#### REQUIREMENTS
Copy each line of the listing below exactly.
[Start]
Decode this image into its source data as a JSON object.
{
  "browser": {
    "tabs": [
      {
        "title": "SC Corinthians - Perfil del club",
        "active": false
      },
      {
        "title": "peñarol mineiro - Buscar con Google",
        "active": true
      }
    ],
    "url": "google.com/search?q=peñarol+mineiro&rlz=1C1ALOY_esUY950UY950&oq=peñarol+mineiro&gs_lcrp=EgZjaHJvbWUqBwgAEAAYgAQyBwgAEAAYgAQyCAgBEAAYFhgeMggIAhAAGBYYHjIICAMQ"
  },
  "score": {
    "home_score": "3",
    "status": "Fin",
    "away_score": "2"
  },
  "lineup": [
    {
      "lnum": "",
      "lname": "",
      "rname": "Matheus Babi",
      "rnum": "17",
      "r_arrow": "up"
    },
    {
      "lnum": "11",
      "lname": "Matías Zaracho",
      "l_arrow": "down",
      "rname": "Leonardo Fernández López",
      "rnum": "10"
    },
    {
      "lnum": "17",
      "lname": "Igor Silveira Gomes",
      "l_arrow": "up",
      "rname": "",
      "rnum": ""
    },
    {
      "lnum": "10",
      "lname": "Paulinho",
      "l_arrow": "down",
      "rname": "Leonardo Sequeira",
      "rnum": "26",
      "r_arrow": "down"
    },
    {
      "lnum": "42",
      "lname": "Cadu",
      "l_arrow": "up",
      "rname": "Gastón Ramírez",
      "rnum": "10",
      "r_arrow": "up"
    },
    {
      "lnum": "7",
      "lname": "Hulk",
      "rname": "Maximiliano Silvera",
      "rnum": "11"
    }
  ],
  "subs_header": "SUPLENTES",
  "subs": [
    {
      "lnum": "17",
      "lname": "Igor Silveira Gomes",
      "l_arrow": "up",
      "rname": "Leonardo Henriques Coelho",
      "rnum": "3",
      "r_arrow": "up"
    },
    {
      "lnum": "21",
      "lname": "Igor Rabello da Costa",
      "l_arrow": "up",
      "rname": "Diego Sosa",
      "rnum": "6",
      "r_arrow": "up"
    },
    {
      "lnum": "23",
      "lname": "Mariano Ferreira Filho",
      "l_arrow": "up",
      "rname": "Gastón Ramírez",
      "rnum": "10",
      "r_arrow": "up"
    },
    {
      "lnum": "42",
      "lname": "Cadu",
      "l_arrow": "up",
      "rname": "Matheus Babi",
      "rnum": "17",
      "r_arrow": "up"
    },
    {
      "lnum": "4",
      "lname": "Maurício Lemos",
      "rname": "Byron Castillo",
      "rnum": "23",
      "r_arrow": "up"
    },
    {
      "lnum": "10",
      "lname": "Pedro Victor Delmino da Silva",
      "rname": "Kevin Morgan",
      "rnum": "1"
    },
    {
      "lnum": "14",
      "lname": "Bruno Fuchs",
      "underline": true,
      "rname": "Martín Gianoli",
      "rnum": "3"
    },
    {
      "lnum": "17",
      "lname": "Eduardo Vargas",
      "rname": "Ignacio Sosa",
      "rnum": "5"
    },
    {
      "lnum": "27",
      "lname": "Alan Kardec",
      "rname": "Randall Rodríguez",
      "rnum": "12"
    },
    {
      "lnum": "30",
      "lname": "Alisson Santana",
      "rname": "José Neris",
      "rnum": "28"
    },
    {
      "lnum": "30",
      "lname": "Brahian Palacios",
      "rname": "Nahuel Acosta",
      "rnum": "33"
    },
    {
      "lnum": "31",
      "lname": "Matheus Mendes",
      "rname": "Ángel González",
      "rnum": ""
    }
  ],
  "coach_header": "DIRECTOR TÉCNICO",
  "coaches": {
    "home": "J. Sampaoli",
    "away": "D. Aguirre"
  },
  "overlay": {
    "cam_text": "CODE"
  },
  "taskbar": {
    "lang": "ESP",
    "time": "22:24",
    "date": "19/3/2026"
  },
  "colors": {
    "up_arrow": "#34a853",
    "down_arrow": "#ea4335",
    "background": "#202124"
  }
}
[End]
#### OUTPUT FOR THIS EXERCISE
Decode this image into its source data as a JSON object.
{
  "browser": {
    "tabs": [
      {
        "title": "SC Corinthians - Perfil del club",
        "active": false
      },
      {
        "title": "peñarol mineiro - Buscar con Google",
        "active": true
      }
    ],
    "url": "google.com/search?q=peñarol+mineiro&rlz=1C1ALOY_esUY950UY950&oq=peñarol+mineiro&gs_lcrp=EgZjaHJvbWUqBwgAEAAYgAQyBwgAEAAYgAQyCAgBEAAYFhgeMggIAhAAGBYYHjIICAMQ"
  },
  "score": {
    "home_score": "3",
    "status": "Fin",
    "away_score": "2"
  },
  "lineup": [
    {
      "lnum": "",
      "lname": "",
      "rname": "Matheus Babi",
      "rnum": "17",
      "r_arrow": "up"
    },
    {
      "lnum": "11",
      "lname": "Matías Zaracho",
      "l_arrow": "down",
      "rname": "Leonardo Fernández López",
      "rnum": "10"
    },
    {
      "lnum": "17",
      "lname": "Igor Silveira Gomes",
      "l_arrow": "up",
      "rname": "",
      "rnum": ""
    },
    {
      "lnum": "10",
      "lname": "Paulinho",
      "l_arrow": "down",
      "rname": "Leonardo Sequeira",
      "rnum": "26",
      "r_arrow": "down"
    },
    {
      "lnum": "42",
      "lname": "Cadu",
      "l_arrow": "up",
      "rname": "Gastón Ramírez",
      "rnum": "10",
      "r_arrow": "up"
    },
    {
      "lnum": "7",
      "lname": "Hulk",
      "rname": "Maximiliano Silvera",
      "rnum": "11"
    }
  ],
  "subs_header": "SUPLENTES",
  "subs": [
    {
      "lnum": "17",
      "lname": "Igor Silveira Gomes",
      "l_arrow": "up",
      "rname": "Leonardo Henriques Coelho",
      "rnum": "3",
      "r_arrow": "up"
    },
    {
      "lnum": "21",
      "lname": "Igor Rabello da Costa",
      "l_arrow": "up",
      "rname": "Diego Sosa",
      "rnum": "6",
      "r_arrow": "up"
    },
    {
      "lnum": "23",
      "lname": "Mariano Ferreira Filho",
      "l_arrow": "up",
      "rname": "Gastón Ramírez",
      "rnum": "10",
      "r_arrow": "up"
    },
    {
      "lnum": "42",
      "lname": "Cadu",
      "l_arrow": "up",
      "rname": "Matheus Babi",
      "rnum": "17",
      "r_arrow": "up"
    },
    {
      "lnum": "4",
      "lname": "Maurício Lemos",
      "rname": "Byron Castillo",
      "rnum": "23",
      "r_arrow": "up"
    },
    {
      "lnum": "10",
      "lname": "Pedro Victor Delmino da Silva",
      "rname": "Kevin Morgan",
      "rnum": "1"
    },
    {
      "lnum": "14",
      "lname": "Bruno Fuchs",
      "underline": true,
      "rname": "Martín Gianoli",
      "rnum": "3"
    },
    {
      "lnum": "17",
      "lname": "Eduardo Vargas",
      "rname": "Ignacio Sosa",
      "rnum": "5"
    },
    {
      "lnum": "27",
      "lname": "Alan Kardec",
      "rname": "Randall Rodríguez",
      "rnum": "12"
    },
    {
      "lnum": "30",
      "lname": "Alisson Santana",
      "rname": "José Neris",
      "rnum": "28"
    },
    {
      "lnum": "30",
      "lname": "Brahian Palacios",
      "rname": "Nahuel Acosta",
      "rnum": "33"
    },
    {
      "lnum": "31",
      "lname": "Matheus Mendes",
      "rname": "Ángel González",
      "rnum": ""
    }
  ],
  "coach_header": "DIRECTOR TÉCNICO",
  "coaches": {
    "home": "J. Sampaoli",
    "away": "D. Aguirre"
  },
  "overlay": {
    "cam_text": "CODE"
  },
  "taskbar": {
    "lang": "ESP",
    "time": "22:24",
    "date": "19/3/2026"
  },
  "colors": {
    "up_arrow": "#34a853",
    "down_arrow": "#ea4335",
    "background": "#202124"
  }
}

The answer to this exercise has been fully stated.